• What you should do: Examine the entries and show every line in which the word "Messenger" is found.

═════ Supplied entries

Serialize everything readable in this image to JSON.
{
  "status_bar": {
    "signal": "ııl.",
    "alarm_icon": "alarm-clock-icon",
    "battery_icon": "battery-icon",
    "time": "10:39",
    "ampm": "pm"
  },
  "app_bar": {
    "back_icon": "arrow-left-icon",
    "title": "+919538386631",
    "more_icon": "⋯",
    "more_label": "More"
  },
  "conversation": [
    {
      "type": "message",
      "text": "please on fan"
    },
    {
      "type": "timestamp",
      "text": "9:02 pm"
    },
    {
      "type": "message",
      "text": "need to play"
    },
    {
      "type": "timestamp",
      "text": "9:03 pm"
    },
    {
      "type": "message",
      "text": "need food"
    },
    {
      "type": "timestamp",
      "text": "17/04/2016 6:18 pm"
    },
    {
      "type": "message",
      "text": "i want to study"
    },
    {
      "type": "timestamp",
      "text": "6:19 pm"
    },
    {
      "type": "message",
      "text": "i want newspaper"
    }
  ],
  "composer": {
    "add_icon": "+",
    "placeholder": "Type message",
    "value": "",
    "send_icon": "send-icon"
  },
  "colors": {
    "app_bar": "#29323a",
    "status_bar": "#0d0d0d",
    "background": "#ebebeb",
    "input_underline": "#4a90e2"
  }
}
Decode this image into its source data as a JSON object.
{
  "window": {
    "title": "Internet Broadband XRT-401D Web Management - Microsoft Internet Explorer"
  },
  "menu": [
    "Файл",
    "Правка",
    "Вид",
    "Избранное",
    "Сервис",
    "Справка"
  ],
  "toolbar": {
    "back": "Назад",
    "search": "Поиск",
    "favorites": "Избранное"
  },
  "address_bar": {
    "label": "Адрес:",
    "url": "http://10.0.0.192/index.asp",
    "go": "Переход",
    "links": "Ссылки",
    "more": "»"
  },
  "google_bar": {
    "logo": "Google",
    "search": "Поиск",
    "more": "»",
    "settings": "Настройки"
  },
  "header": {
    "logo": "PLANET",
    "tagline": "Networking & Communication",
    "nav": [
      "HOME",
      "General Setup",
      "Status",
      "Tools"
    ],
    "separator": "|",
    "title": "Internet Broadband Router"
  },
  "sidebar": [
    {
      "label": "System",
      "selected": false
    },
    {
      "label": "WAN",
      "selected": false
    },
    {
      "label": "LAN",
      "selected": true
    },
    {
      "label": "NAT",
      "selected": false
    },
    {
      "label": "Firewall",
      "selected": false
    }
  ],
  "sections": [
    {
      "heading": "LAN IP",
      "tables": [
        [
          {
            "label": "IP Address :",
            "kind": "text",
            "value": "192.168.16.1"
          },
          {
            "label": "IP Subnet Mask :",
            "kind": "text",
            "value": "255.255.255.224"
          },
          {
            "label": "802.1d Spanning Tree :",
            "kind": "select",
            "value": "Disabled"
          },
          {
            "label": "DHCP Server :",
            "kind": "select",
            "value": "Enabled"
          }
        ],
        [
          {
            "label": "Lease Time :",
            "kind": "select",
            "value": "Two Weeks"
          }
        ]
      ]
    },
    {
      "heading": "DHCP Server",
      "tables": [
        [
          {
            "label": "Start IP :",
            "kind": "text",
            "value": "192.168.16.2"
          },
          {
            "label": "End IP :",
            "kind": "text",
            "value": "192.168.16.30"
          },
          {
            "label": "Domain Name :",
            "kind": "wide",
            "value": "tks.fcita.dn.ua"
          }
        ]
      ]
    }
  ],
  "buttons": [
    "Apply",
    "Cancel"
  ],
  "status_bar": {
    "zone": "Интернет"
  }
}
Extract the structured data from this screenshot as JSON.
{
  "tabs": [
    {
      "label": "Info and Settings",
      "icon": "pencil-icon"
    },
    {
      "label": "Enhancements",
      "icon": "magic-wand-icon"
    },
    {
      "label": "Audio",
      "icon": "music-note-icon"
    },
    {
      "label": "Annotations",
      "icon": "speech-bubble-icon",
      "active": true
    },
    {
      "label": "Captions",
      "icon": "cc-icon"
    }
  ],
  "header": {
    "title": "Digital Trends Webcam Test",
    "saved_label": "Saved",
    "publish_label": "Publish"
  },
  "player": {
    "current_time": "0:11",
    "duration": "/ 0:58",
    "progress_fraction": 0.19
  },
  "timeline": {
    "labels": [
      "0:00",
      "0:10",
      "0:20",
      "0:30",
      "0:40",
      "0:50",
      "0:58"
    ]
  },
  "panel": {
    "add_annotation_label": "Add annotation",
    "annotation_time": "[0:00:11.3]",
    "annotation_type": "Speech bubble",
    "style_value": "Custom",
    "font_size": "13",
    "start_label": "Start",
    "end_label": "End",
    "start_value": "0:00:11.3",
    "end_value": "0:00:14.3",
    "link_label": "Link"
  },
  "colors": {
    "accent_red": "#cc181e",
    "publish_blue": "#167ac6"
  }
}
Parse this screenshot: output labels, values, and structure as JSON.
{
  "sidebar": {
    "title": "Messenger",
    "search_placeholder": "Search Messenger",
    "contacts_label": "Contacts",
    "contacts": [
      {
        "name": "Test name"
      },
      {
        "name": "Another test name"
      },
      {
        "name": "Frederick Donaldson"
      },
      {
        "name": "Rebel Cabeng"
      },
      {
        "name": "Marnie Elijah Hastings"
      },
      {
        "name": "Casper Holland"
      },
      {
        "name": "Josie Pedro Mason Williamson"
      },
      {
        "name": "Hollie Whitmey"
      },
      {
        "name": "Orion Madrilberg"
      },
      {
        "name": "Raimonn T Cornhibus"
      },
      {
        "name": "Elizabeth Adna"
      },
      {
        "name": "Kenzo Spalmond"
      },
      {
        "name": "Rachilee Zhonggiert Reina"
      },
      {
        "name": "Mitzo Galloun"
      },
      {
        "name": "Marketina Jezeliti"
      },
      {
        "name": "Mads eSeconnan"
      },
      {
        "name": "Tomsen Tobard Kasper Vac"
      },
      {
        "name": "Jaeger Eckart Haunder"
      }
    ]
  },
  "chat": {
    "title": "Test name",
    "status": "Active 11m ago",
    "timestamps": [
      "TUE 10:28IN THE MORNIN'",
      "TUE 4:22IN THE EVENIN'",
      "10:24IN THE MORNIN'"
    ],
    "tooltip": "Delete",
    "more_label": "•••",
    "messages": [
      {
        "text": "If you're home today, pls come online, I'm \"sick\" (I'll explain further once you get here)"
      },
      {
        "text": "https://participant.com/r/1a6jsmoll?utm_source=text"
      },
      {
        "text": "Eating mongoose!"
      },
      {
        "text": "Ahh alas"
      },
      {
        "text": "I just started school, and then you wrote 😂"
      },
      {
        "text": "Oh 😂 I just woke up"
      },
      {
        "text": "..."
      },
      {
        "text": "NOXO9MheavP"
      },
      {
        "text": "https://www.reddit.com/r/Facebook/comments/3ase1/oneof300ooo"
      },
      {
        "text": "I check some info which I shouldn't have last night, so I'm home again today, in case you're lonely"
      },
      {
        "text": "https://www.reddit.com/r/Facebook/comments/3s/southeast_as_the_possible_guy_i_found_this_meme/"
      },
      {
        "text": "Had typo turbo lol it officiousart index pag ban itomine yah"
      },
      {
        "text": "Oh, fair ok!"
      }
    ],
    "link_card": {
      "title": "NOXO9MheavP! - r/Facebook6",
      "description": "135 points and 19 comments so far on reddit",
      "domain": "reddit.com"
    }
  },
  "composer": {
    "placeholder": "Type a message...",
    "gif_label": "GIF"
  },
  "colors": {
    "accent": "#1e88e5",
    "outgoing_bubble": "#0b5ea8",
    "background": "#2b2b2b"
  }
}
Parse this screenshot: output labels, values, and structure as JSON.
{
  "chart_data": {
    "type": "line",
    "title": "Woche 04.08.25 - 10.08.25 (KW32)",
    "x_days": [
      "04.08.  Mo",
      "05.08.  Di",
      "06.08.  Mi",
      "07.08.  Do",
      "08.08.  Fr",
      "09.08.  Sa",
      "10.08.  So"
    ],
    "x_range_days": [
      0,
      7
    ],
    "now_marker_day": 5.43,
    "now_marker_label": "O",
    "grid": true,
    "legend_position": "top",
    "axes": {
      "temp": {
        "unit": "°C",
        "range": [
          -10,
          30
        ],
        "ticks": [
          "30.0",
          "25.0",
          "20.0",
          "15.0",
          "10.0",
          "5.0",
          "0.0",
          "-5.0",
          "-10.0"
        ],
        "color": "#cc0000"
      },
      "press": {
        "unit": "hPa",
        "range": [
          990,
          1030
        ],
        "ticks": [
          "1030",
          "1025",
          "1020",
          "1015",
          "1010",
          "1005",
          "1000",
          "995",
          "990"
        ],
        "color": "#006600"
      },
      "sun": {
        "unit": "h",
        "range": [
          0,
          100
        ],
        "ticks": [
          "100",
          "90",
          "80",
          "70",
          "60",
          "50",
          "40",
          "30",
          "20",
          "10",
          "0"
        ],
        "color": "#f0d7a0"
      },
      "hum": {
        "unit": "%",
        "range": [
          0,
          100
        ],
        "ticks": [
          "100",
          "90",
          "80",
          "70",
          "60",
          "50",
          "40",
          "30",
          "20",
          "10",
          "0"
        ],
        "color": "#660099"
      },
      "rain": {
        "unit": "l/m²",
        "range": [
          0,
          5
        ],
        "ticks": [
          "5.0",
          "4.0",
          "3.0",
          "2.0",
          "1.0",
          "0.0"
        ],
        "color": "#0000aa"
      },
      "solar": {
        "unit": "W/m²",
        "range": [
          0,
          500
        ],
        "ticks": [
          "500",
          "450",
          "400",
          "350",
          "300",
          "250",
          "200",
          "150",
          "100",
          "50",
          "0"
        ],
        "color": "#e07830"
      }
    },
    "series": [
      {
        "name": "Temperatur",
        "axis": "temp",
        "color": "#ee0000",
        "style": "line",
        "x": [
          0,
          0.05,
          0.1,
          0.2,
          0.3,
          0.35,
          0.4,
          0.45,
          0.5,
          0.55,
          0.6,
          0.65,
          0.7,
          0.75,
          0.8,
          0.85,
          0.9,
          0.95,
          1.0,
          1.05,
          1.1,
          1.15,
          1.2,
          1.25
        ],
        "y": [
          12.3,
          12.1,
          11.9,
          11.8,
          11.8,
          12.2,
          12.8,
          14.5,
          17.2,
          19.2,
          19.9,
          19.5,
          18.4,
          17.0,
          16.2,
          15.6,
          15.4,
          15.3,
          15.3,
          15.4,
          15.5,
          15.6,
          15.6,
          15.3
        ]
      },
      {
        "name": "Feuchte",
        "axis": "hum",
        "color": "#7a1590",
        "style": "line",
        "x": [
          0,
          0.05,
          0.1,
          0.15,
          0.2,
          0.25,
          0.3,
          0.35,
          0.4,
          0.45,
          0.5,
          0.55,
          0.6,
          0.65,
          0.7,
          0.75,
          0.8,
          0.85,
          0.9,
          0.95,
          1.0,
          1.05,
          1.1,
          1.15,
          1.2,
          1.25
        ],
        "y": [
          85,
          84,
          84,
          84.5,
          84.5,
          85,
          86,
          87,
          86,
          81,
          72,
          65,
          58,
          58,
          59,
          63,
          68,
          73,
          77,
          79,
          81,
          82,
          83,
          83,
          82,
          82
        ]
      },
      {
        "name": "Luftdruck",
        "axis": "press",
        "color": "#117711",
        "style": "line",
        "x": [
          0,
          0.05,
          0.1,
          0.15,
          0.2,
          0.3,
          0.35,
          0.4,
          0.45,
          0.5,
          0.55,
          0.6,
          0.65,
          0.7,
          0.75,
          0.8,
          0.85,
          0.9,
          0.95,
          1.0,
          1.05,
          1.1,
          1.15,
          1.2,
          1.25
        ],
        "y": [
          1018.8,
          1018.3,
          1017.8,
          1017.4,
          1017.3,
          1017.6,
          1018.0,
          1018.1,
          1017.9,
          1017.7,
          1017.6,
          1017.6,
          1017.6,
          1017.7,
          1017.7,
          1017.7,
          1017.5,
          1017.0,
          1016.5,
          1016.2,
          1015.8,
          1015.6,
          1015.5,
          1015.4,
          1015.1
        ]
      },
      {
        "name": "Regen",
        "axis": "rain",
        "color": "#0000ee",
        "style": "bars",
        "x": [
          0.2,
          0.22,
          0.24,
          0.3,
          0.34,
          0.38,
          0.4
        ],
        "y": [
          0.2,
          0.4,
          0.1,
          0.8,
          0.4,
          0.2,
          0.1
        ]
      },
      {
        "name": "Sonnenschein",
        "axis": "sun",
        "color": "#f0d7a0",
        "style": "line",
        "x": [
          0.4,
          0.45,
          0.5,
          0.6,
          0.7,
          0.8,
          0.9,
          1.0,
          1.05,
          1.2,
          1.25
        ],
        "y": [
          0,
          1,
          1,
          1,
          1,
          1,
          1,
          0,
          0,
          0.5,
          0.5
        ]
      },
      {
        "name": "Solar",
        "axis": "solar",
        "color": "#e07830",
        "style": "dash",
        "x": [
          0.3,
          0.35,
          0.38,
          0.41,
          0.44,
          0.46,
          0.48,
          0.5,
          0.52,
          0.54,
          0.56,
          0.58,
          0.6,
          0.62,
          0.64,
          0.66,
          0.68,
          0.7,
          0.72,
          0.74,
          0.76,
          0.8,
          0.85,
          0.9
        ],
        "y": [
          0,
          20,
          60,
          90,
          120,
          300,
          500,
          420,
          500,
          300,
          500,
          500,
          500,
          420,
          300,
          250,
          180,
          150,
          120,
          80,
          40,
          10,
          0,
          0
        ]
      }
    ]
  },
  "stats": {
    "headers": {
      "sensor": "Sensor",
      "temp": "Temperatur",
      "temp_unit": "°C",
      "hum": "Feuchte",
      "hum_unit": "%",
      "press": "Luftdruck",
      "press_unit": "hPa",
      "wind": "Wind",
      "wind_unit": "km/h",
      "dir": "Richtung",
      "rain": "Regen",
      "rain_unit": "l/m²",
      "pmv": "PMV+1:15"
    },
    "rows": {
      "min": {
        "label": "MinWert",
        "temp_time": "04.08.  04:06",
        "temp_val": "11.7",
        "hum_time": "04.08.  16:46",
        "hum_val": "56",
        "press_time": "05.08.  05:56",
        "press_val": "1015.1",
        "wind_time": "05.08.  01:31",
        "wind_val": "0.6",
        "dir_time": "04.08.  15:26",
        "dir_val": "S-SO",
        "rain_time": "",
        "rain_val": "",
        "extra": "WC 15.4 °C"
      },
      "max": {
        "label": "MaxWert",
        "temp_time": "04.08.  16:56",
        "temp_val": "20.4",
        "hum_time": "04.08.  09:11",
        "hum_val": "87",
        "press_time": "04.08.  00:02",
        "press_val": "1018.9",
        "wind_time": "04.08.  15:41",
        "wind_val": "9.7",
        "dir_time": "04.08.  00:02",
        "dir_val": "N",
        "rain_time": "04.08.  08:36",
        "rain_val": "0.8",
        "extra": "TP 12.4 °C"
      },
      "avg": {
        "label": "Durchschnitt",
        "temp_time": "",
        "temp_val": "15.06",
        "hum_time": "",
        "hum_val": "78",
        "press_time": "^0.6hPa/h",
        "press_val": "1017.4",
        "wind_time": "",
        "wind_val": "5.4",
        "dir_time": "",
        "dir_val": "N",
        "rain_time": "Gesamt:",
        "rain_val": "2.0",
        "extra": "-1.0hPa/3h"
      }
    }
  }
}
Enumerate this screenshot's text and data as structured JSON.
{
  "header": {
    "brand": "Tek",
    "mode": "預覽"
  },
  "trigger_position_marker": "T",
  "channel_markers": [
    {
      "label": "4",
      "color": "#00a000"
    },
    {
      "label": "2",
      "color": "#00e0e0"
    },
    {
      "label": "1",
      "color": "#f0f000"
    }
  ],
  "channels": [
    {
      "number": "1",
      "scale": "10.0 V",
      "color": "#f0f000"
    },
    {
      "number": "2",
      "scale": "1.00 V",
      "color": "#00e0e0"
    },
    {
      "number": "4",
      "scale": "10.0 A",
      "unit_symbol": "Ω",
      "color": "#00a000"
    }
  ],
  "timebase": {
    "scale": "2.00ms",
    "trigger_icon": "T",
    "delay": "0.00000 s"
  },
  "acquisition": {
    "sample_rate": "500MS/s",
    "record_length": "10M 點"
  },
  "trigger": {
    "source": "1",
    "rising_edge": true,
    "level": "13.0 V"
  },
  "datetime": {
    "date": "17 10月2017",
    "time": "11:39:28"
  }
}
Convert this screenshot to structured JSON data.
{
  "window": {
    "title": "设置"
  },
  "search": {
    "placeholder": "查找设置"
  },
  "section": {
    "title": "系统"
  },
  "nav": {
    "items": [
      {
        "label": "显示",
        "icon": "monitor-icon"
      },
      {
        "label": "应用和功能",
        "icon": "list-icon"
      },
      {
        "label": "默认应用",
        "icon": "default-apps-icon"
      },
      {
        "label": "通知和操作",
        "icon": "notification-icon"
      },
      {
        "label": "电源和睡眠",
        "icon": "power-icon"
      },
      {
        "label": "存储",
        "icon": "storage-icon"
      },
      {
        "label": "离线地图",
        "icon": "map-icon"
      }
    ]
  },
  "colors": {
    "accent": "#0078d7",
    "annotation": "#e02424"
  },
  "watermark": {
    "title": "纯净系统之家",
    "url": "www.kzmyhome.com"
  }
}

══════════

• Final result:
    "title": "Messenger",
    "search_placeholder": "Search Messenger",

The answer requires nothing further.